- **PROBLEM TO SOLVE**
Identify all lines in the data containing the string "ALPHA". Copy them out.

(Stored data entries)
§

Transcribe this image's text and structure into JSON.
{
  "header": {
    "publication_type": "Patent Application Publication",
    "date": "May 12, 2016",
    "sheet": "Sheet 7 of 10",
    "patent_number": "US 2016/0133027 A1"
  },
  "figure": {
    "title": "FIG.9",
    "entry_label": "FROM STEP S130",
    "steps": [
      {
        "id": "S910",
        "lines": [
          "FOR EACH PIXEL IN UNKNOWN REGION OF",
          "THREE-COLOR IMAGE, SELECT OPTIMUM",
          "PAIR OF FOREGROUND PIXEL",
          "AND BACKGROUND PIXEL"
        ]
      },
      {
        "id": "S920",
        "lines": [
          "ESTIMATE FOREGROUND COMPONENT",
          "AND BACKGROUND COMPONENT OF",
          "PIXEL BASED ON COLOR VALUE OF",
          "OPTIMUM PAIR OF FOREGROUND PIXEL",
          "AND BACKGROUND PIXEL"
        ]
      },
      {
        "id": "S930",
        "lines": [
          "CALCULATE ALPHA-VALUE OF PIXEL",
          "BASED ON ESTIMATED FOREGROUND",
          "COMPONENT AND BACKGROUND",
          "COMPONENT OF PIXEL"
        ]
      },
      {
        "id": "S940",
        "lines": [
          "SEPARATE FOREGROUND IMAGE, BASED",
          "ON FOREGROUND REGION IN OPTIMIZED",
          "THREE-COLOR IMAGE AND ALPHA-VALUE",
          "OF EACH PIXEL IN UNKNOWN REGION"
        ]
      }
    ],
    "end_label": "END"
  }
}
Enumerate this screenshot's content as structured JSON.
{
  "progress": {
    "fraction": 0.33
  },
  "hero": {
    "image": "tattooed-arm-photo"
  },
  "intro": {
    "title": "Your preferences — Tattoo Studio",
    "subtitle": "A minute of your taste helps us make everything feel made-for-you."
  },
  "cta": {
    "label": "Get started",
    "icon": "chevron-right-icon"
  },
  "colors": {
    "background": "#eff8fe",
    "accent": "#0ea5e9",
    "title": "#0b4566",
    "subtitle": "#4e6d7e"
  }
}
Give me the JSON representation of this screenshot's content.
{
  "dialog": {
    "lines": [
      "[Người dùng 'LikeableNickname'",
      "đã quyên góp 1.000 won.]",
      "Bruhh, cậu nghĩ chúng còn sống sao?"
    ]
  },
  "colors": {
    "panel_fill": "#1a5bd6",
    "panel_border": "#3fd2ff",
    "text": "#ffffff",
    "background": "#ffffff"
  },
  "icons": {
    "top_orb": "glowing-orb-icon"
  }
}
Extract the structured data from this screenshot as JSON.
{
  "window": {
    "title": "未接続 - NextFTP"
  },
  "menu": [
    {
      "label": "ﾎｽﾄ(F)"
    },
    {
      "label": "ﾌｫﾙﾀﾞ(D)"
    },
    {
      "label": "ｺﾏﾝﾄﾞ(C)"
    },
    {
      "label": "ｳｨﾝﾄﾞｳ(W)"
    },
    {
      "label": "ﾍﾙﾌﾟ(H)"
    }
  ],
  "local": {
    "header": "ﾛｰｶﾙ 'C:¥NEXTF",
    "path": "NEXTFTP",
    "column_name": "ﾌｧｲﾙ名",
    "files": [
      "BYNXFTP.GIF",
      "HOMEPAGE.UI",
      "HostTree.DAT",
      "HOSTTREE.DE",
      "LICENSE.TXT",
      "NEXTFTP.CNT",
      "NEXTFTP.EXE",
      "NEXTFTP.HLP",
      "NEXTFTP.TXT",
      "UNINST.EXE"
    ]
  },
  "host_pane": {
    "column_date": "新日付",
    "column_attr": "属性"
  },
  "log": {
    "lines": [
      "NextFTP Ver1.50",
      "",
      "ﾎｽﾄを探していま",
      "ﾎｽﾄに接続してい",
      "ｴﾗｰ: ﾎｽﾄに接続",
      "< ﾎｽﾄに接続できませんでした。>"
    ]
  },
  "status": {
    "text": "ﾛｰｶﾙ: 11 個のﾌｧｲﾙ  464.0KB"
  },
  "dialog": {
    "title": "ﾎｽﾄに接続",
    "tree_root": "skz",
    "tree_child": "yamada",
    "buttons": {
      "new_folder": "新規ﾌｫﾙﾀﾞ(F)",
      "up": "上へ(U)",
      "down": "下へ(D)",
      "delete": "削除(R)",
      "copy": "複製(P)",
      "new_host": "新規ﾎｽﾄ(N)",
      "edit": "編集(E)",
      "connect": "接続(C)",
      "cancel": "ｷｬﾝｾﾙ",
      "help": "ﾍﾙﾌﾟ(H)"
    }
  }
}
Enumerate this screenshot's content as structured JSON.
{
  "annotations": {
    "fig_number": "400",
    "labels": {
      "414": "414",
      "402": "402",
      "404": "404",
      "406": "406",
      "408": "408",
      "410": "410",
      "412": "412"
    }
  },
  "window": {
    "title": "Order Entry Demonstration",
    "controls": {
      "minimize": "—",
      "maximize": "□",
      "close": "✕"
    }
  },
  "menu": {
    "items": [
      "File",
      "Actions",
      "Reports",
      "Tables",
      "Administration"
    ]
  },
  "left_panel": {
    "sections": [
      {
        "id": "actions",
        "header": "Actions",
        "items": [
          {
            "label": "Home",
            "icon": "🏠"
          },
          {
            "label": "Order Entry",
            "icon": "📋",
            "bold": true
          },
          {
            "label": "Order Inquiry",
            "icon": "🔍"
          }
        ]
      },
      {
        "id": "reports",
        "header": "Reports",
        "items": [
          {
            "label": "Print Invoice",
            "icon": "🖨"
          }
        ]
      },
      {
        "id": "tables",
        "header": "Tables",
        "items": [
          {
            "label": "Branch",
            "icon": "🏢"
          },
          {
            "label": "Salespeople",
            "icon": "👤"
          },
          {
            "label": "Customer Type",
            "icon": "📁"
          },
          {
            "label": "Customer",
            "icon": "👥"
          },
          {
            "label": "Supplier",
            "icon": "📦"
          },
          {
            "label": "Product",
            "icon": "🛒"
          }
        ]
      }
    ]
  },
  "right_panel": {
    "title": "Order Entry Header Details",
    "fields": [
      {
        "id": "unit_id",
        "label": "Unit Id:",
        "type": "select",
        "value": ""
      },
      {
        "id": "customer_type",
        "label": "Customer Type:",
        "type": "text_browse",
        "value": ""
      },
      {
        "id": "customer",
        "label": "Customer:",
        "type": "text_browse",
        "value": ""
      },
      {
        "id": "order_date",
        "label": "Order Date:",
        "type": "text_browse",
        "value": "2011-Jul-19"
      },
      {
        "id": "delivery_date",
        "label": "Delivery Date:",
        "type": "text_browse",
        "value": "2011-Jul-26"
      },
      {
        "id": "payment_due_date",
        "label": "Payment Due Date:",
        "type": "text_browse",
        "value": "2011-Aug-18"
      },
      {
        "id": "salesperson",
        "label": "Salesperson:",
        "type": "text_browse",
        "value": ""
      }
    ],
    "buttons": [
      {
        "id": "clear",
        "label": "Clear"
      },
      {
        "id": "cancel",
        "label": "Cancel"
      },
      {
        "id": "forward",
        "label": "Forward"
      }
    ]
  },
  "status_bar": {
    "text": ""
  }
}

§

- **CORRECT ANSWER**
          "CALCULATE ALPHA-VALUE OF PIXEL",
          "THREE-COLOR IMAGE AND ALPHA-VALUE",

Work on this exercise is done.